[STATED GOAL] Using the material that follows, identify and copy each line with the string "ylabel".

[INPUT FOR THIS TASK]

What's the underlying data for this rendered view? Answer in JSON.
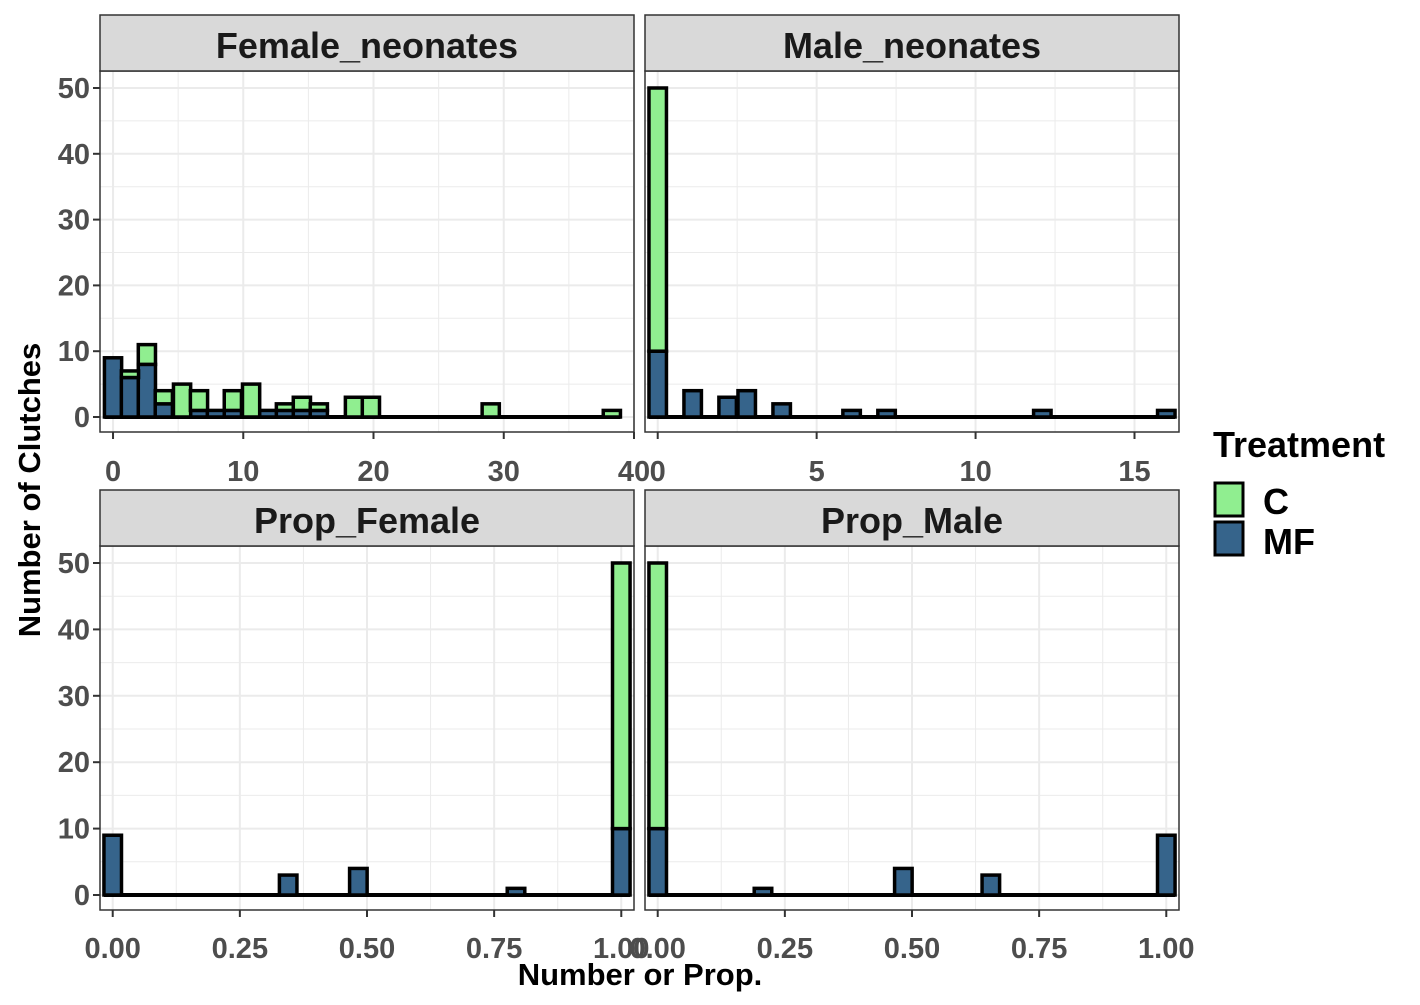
{
  "colors": {
    "C": "#90EE90",
    "MF": "#36648B",
    "outline": "#000000",
    "strip_fill": "#D9D9D9",
    "grid": "#EBEBEB"
  },
  "axes": {
    "xlabel": "Number or Prop.",
    "ylabel": "Number of Clutches",
    "y_ticks": [
      "0",
      "10",
      "20",
      "30",
      "40",
      "50"
    ]
  },
  "legend": {
    "title": "Treatment",
    "items": [
      {
        "key": "C",
        "label": "C"
      },
      {
        "key": "MF",
        "label": "MF"
      }
    ]
  },
  "chart_data": [
    {
      "type": "bar",
      "title": "Female_neonates",
      "xlim": [
        -1,
        40
      ],
      "ylim": [
        0,
        52
      ],
      "x_ticks": [
        "0",
        "10",
        "20",
        "30",
        "40"
      ],
      "bin_width": 1.32,
      "series": [
        {
          "name": "MF",
          "x": [
            0,
            1.3,
            2.6,
            3.9,
            6.6,
            7.9,
            9.2,
            11.9,
            13.2,
            14.5,
            15.8
          ],
          "values": [
            9,
            6,
            8,
            2,
            1,
            1,
            1,
            1,
            1,
            1,
            1
          ]
        },
        {
          "name": "C",
          "x": [
            1.3,
            2.6,
            3.9,
            5.3,
            6.6,
            9.2,
            10.6,
            11.9,
            13.2,
            14.5,
            15.8,
            18.5,
            19.8,
            29.0,
            38.3
          ],
          "values": [
            1,
            3,
            2,
            5,
            3,
            3,
            5,
            0,
            1,
            2,
            1,
            3,
            3,
            2,
            1
          ]
        }
      ]
    },
    {
      "type": "bar",
      "title": "Male_neonates",
      "xlim": [
        -0.4,
        16.4
      ],
      "ylim": [
        0,
        52
      ],
      "x_ticks": [
        "0",
        "5",
        "10",
        "15"
      ],
      "bin_width": 0.55,
      "series": [
        {
          "name": "MF",
          "x": [
            0,
            1.1,
            2.2,
            2.8,
            3.9,
            6.1,
            7.2,
            12.1,
            16.0
          ],
          "values": [
            10,
            4,
            3,
            4,
            2,
            1,
            1,
            1,
            1
          ]
        },
        {
          "name": "C",
          "x": [
            0
          ],
          "values": [
            40
          ]
        }
      ]
    },
    {
      "type": "bar",
      "title": "Prop_Female",
      "xlim": [
        -0.025,
        1.025
      ],
      "ylim": [
        0,
        52
      ],
      "x_ticks": [
        "0.00",
        "0.25",
        "0.50",
        "0.75",
        "1.00"
      ],
      "bin_width": 0.0345,
      "series": [
        {
          "name": "MF",
          "x": [
            0,
            0.345,
            0.483,
            0.793,
            1.0
          ],
          "values": [
            9,
            3,
            4,
            1,
            10
          ]
        },
        {
          "name": "C",
          "x": [
            1.0
          ],
          "values": [
            40
          ]
        }
      ]
    },
    {
      "type": "bar",
      "title": "Prop_Male",
      "xlim": [
        -0.025,
        1.025
      ],
      "ylim": [
        0,
        52
      ],
      "x_ticks": [
        "0.00",
        "0.25",
        "0.50",
        "0.75",
        "1.00"
      ],
      "bin_width": 0.0345,
      "series": [
        {
          "name": "MF",
          "x": [
            0,
            0.207,
            0.483,
            0.655,
            1.0
          ],
          "values": [
            10,
            1,
            4,
            3,
            9
          ]
        },
        {
          "name": "C",
          "x": [
            0
          ],
          "values": [
            40
          ]
        }
      ]
    }
  ]
}
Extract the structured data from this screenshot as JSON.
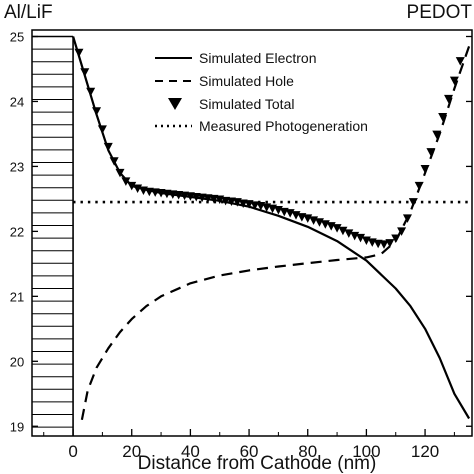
{
  "chart_data": {
    "type": "line",
    "title": "",
    "xlabel": "Distance from Cathode (nm)",
    "ylabel": "",
    "xlim": [
      -14,
      136
    ],
    "ylim": [
      18.85,
      25.1
    ],
    "xticks": [
      0,
      20,
      40,
      60,
      80,
      100,
      120
    ],
    "yticks": [
      19,
      20,
      21,
      22,
      23,
      24,
      25
    ],
    "grid": false,
    "legend_position": "top-right",
    "annotations": {
      "left_electrode": "Al/LiF",
      "right_electrode": "PEDOT"
    },
    "series": [
      {
        "name": "Simulated Electron",
        "style": "solid",
        "color": "#000000",
        "x": [
          0,
          4,
          8,
          12,
          16,
          20,
          25,
          30,
          40,
          50,
          60,
          70,
          80,
          90,
          100,
          110,
          115,
          120,
          125,
          130,
          135
        ],
        "y": [
          25.0,
          24.4,
          23.8,
          23.25,
          22.9,
          22.7,
          22.64,
          22.59,
          22.53,
          22.47,
          22.38,
          22.24,
          22.07,
          21.85,
          21.55,
          21.12,
          20.85,
          20.5,
          20.05,
          19.5,
          19.12
        ]
      },
      {
        "name": "Simulated Hole",
        "style": "dashed",
        "color": "#000000",
        "x": [
          3,
          5,
          8,
          12,
          16,
          20,
          25,
          30,
          40,
          50,
          60,
          70,
          80,
          90,
          100,
          105,
          110,
          115,
          120,
          125,
          130,
          135
        ],
        "y": [
          19.1,
          19.55,
          19.9,
          20.2,
          20.45,
          20.65,
          20.85,
          21.0,
          21.2,
          21.32,
          21.4,
          21.46,
          21.51,
          21.56,
          21.6,
          21.65,
          21.85,
          22.3,
          22.9,
          23.5,
          24.2,
          24.85
        ]
      },
      {
        "name": "Simulated Total",
        "style": "markers",
        "marker": "triangle-down",
        "color": "#000000",
        "x": [
          2,
          4,
          6,
          8,
          10,
          12,
          14,
          16,
          18,
          20,
          22,
          24,
          26,
          28,
          30,
          32,
          34,
          36,
          38,
          40,
          42,
          44,
          46,
          48,
          50,
          52,
          54,
          56,
          58,
          60,
          62,
          64,
          66,
          68,
          70,
          72,
          74,
          76,
          78,
          80,
          82,
          84,
          86,
          88,
          90,
          92,
          94,
          96,
          98,
          100,
          102,
          104,
          106,
          108,
          110,
          112,
          114,
          116,
          118,
          120,
          122,
          124,
          126,
          128,
          130,
          132
        ],
        "y": [
          24.75,
          24.45,
          24.15,
          23.85,
          23.57,
          23.3,
          23.08,
          22.9,
          22.77,
          22.7,
          22.66,
          22.63,
          22.61,
          22.6,
          22.59,
          22.58,
          22.57,
          22.56,
          22.55,
          22.54,
          22.53,
          22.52,
          22.51,
          22.5,
          22.49,
          22.47,
          22.46,
          22.45,
          22.43,
          22.42,
          22.4,
          22.39,
          22.37,
          22.35,
          22.33,
          22.3,
          22.28,
          22.25,
          22.22,
          22.2,
          22.17,
          22.14,
          22.11,
          22.08,
          22.05,
          22.01,
          21.97,
          21.93,
          21.9,
          21.86,
          21.83,
          21.81,
          21.8,
          21.82,
          21.89,
          22.0,
          22.2,
          22.45,
          22.7,
          22.96,
          23.22,
          23.49,
          23.76,
          24.04,
          24.32,
          24.62
        ]
      },
      {
        "name": "Measured Photogeneration",
        "style": "dotted",
        "color": "#000000",
        "x": [
          0,
          135
        ],
        "y": [
          22.45,
          22.45
        ]
      }
    ]
  }
}
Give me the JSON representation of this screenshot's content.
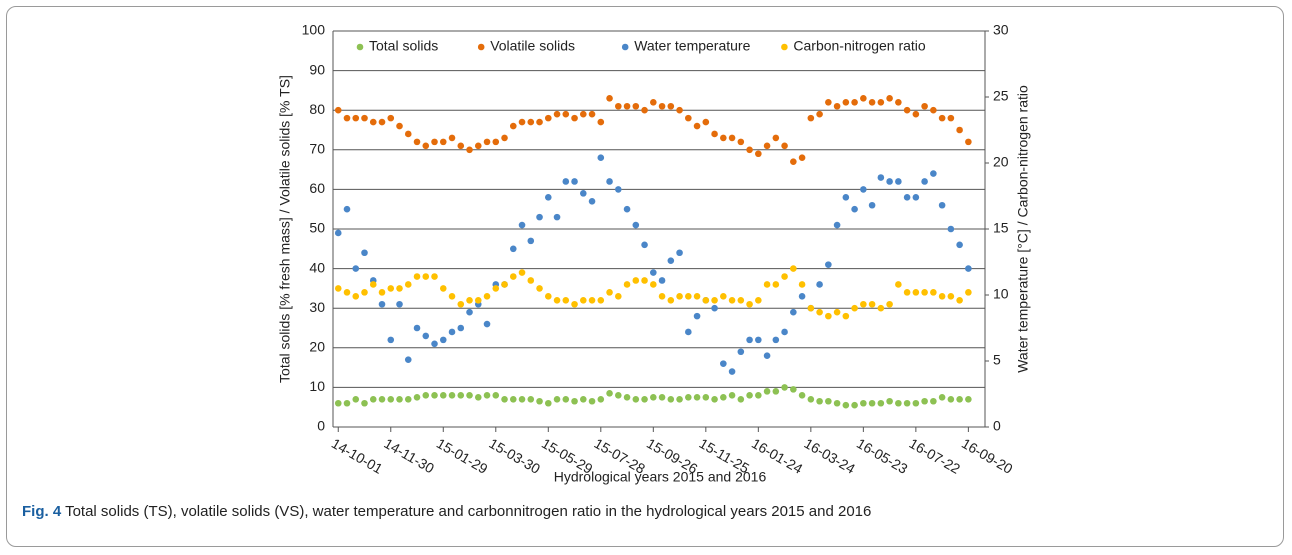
{
  "chart_data": {
    "type": "scatter",
    "xlabel": "Hydrological years 2015 and 2016",
    "ylabel": "Total solids [% fresh mass] / Volatile solids [% TS]",
    "y2label": "Water temperature  [°C]  / Carbon-nitrogen ratio",
    "x": [
      "2014-10-01",
      "2014-10-11",
      "2014-10-21",
      "2014-10-31",
      "2014-11-10",
      "2014-11-20",
      "2014-11-30",
      "2014-12-10",
      "2014-12-20",
      "2014-12-30",
      "2015-01-09",
      "2015-01-19",
      "2015-01-29",
      "2015-02-08",
      "2015-02-18",
      "2015-02-28",
      "2015-03-10",
      "2015-03-20",
      "2015-03-30",
      "2015-04-09",
      "2015-04-19",
      "2015-04-29",
      "2015-05-09",
      "2015-05-19",
      "2015-05-29",
      "2015-06-08",
      "2015-06-18",
      "2015-06-28",
      "2015-07-08",
      "2015-07-18",
      "2015-07-28",
      "2015-08-07",
      "2015-08-17",
      "2015-08-27",
      "2015-09-06",
      "2015-09-16",
      "2015-09-26",
      "2015-10-06",
      "2015-10-16",
      "2015-10-26",
      "2015-11-05",
      "2015-11-15",
      "2015-11-25",
      "2015-12-05",
      "2015-12-15",
      "2015-12-25",
      "2016-01-04",
      "2016-01-14",
      "2016-01-24",
      "2016-02-03",
      "2016-02-13",
      "2016-02-23",
      "2016-03-04",
      "2016-03-14",
      "2016-03-24",
      "2016-04-03",
      "2016-04-13",
      "2016-04-23",
      "2016-05-03",
      "2016-05-13",
      "2016-05-23",
      "2016-06-02",
      "2016-06-12",
      "2016-06-22",
      "2016-07-02",
      "2016-07-12",
      "2016-07-22",
      "2016-08-01",
      "2016-08-11",
      "2016-08-21",
      "2016-08-31",
      "2016-09-10",
      "2016-09-20"
    ],
    "xlim": [
      "2014-09-25",
      "2016-10-09"
    ],
    "xticks": [
      {
        "value": "2014-10-01",
        "label": "14-10-01"
      },
      {
        "value": "2014-11-30",
        "label": "14-11-30"
      },
      {
        "value": "2015-01-29",
        "label": "15-01-29"
      },
      {
        "value": "2015-03-30",
        "label": "15-03-30"
      },
      {
        "value": "2015-05-29",
        "label": "15-05-29"
      },
      {
        "value": "2015-07-28",
        "label": "15-07-28"
      },
      {
        "value": "2015-09-26",
        "label": "15-09-26"
      },
      {
        "value": "2015-11-25",
        "label": "15-11-25"
      },
      {
        "value": "2016-01-24",
        "label": "16-01-24"
      },
      {
        "value": "2016-03-24",
        "label": "16-03-24"
      },
      {
        "value": "2016-05-23",
        "label": "16-05-23"
      },
      {
        "value": "2016-07-22",
        "label": "16-07-22"
      },
      {
        "value": "2016-09-20",
        "label": "16-09-20"
      }
    ],
    "ylim": [
      0,
      100
    ],
    "yticks": [
      0,
      10,
      20,
      30,
      40,
      50,
      60,
      70,
      80,
      90,
      100
    ],
    "y2lim": [
      0,
      30
    ],
    "y2ticks": [
      0,
      5,
      10,
      15,
      20,
      25,
      30
    ],
    "grid": true,
    "legend": "top",
    "series": [
      {
        "name": "Total solids",
        "color": "#8dc153",
        "values": [
          6,
          6,
          7,
          6,
          7,
          7,
          7,
          7,
          7,
          7.5,
          8,
          8,
          8,
          8,
          8,
          8,
          7.5,
          8,
          8,
          7,
          7,
          7,
          7,
          6.5,
          6,
          7,
          7,
          6.5,
          7,
          6.5,
          7,
          8.5,
          8,
          7.5,
          7,
          7,
          7.5,
          7.5,
          7,
          7,
          7.5,
          7.5,
          7.5,
          7,
          7.5,
          8,
          7,
          8,
          8,
          9,
          9,
          10,
          9.5,
          8,
          7,
          6.5,
          6.5,
          6,
          5.5,
          5.5,
          6,
          6,
          6,
          6.5,
          6,
          6,
          6,
          6.5,
          6.5,
          7.5,
          7,
          7,
          7
        ]
      },
      {
        "name": "Volatile solids",
        "color": "#e46c0a",
        "values": [
          80,
          78,
          78,
          78,
          77,
          77,
          78,
          76,
          74,
          72,
          71,
          72,
          72,
          73,
          71,
          70,
          71,
          72,
          72,
          73,
          76,
          77,
          77,
          77,
          78,
          79,
          79,
          78,
          79,
          79,
          77,
          83,
          81,
          81,
          81,
          80,
          82,
          81,
          81,
          80,
          78,
          76,
          77,
          74,
          73,
          73,
          72,
          70,
          69,
          71,
          73,
          71,
          67,
          68,
          78,
          79,
          82,
          81,
          82,
          82,
          83,
          82,
          82,
          83,
          82,
          80,
          79,
          81,
          80,
          78,
          78,
          75,
          72
        ]
      },
      {
        "name": "Water temperature",
        "color": "#4a86c8",
        "axis": "y2",
        "values": [
          14.7,
          16.5,
          12,
          13.2,
          11.1,
          9.3,
          6.6,
          9.3,
          5.1,
          7.5,
          6.9,
          6.3,
          6.6,
          7.2,
          7.5,
          8.7,
          9.3,
          7.8,
          10.8,
          10.8,
          13.5,
          15.3,
          14.1,
          15.9,
          17.4,
          15.9,
          18.6,
          18.6,
          17.7,
          17.1,
          20.4,
          18.6,
          18,
          16.5,
          15.3,
          13.8,
          11.7,
          11.1,
          12.6,
          13.2,
          7.2,
          8.4,
          9.6,
          9,
          4.8,
          4.2,
          5.7,
          6.6,
          6.6,
          5.4,
          6.6,
          7.2,
          8.7,
          9.9,
          9,
          10.8,
          12.3,
          15.3,
          17.4,
          16.5,
          18,
          16.8,
          18.9,
          18.6,
          18.6,
          17.4,
          17.4,
          18.6,
          19.2,
          16.8,
          15,
          13.8,
          12
        ]
      },
      {
        "name": "Carbon-nitrogen ratio",
        "color": "#ffc000",
        "axis": "y2",
        "values": [
          10.5,
          10.2,
          9.9,
          10.2,
          10.8,
          10.2,
          10.5,
          10.5,
          10.8,
          11.4,
          11.4,
          11.4,
          10.5,
          9.9,
          9.3,
          9.6,
          9.6,
          9.9,
          10.5,
          10.8,
          11.4,
          11.7,
          11.1,
          10.5,
          9.9,
          9.6,
          9.6,
          9.3,
          9.6,
          9.6,
          9.6,
          10.2,
          9.9,
          10.8,
          11.1,
          11.1,
          10.8,
          9.9,
          9.6,
          9.9,
          9.9,
          9.9,
          9.6,
          9.6,
          9.9,
          9.6,
          9.6,
          9.3,
          9.6,
          10.8,
          10.8,
          11.4,
          12,
          10.8,
          9,
          8.7,
          8.4,
          8.7,
          8.4,
          9,
          9.3,
          9.3,
          9,
          9.3,
          10.8,
          10.2,
          10.2,
          10.2,
          10.2,
          9.9,
          9.9,
          9.6,
          10.2
        ]
      }
    ]
  },
  "caption": {
    "label": "Fig. 4",
    "text": "Total solids (TS), volatile solids (VS), water temperature and carbonnitrogen ratio in the hydrological years 2015 and 2016"
  }
}
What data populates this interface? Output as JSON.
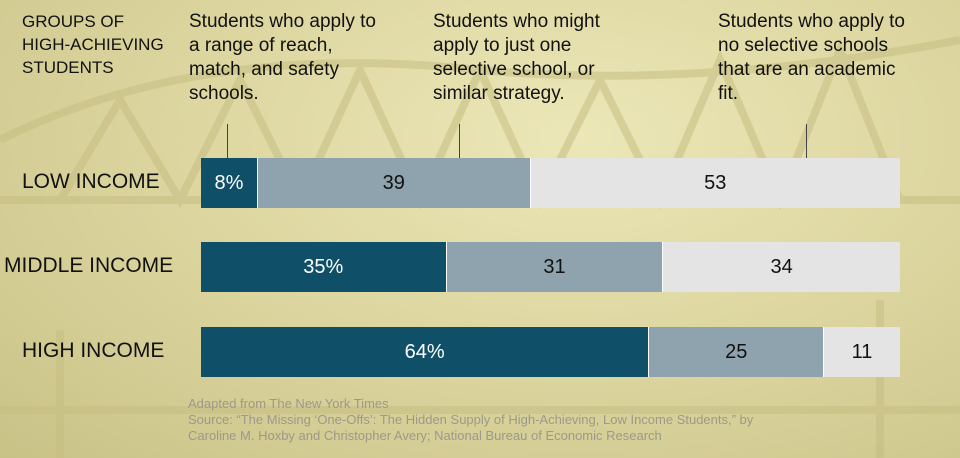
{
  "chart_data": {
    "type": "bar",
    "stacked": true,
    "orientation": "horizontal",
    "title_block": "GROUPS OF HIGH-ACHIEVING STUDENTS",
    "categories": [
      "LOW INCOME",
      "MIDDLE INCOME",
      "HIGH INCOME"
    ],
    "series": [
      {
        "name": "Students who apply to a range of reach, match, and safety schools.",
        "color": "#0f4f68",
        "text_color": "#ffffff",
        "values": [
          8,
          35,
          64
        ],
        "labels": [
          "8%",
          "35%",
          "64%"
        ]
      },
      {
        "name": "Students who might apply to just one selective school, or similar strategy.",
        "color": "#8fa3af",
        "text_color": "#111111",
        "values": [
          39,
          31,
          25
        ],
        "labels": [
          "39",
          "31",
          "25"
        ]
      },
      {
        "name": "Students who apply to no selective schools that are an academic fit.",
        "color": "#e4e4e4",
        "text_color": "#111111",
        "values": [
          53,
          34,
          11
        ],
        "labels": [
          "53",
          "34",
          "11"
        ]
      }
    ],
    "xlim": [
      0,
      100
    ],
    "legend": "top"
  },
  "footer": {
    "line1": "Adapted from The New York Times",
    "line2": "Source: “The Missing ‘One-Offs’: The Hidden Supply of High-Achieving, Low Income Students,” by",
    "line3": "Caroline M. Hoxby and Christopher Avery; National Bureau of Economic Research"
  }
}
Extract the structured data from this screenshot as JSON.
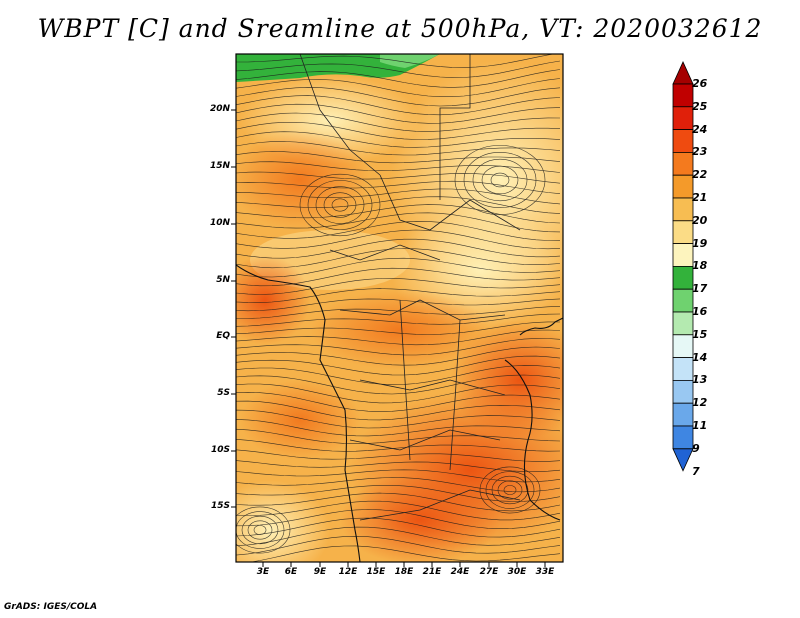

[FINAL RESULT]
    "ylabel": "Number of Clutches",
    "ylabel": "",
    "ylabel": "Total solids [% fresh mass] / Volatile solids [% TS]",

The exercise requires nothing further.